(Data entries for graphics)
-=-=-

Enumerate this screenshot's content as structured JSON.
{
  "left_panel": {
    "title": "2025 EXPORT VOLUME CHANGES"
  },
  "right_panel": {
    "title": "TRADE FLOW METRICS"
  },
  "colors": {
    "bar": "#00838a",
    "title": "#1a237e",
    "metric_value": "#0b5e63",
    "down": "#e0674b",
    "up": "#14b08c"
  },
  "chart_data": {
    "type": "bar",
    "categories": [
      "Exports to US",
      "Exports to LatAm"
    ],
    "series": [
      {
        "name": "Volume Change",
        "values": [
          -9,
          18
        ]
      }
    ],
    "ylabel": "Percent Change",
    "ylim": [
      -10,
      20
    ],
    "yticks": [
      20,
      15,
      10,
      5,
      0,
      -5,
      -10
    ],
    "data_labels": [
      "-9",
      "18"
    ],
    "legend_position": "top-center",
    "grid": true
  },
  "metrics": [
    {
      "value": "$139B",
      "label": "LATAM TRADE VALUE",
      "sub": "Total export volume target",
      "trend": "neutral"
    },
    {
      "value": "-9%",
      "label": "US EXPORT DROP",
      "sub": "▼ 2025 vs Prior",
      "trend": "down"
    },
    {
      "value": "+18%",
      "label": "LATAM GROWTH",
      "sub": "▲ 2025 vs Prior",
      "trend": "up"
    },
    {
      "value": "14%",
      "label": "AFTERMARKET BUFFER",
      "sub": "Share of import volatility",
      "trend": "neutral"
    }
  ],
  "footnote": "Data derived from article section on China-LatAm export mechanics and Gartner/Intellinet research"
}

-=-=-

▶ **What to work on**
Retype every entry word for word.

▶ **The answer**
Enumerate this screenshot's content as structured JSON.
{
  "left_panel": {
    "title": "2025 EXPORT VOLUME CHANGES"
  },
  "right_panel": {
    "title": "TRADE FLOW METRICS"
  },
  "colors": {
    "bar": "#00838a",
    "title": "#1a237e",
    "metric_value": "#0b5e63",
    "down": "#e0674b",
    "up": "#14b08c"
  },
  "chart_data": {
    "type": "bar",
    "categories": [
      "Exports to US",
      "Exports to LatAm"
    ],
    "series": [
      {
        "name": "Volume Change",
        "values": [
          -9,
          18
        ]
      }
    ],
    "ylabel": "Percent Change",
    "ylim": [
      -10,
      20
    ],
    "yticks": [
      20,
      15,
      10,
      5,
      0,
      -5,
      -10
    ],
    "data_labels": [
      "-9",
      "18"
    ],
    "legend_position": "top-center",
    "grid": true
  },
  "metrics": [
    {
      "value": "$139B",
      "label": "LATAM TRADE VALUE",
      "sub": "Total export volume target",
      "trend": "neutral"
    },
    {
      "value": "-9%",
      "label": "US EXPORT DROP",
      "sub": "▼ 2025 vs Prior",
      "trend": "down"
    },
    {
      "value": "+18%",
      "label": "LATAM GROWTH",
      "sub": "▲ 2025 vs Prior",
      "trend": "up"
    },
    {
      "value": "14%",
      "label": "AFTERMARKET BUFFER",
      "sub": "Share of import volatility",
      "trend": "neutral"
    }
  ],
  "footnote": "Data derived from article section on China-LatAm export mechanics and Gartner/Intellinet research"
}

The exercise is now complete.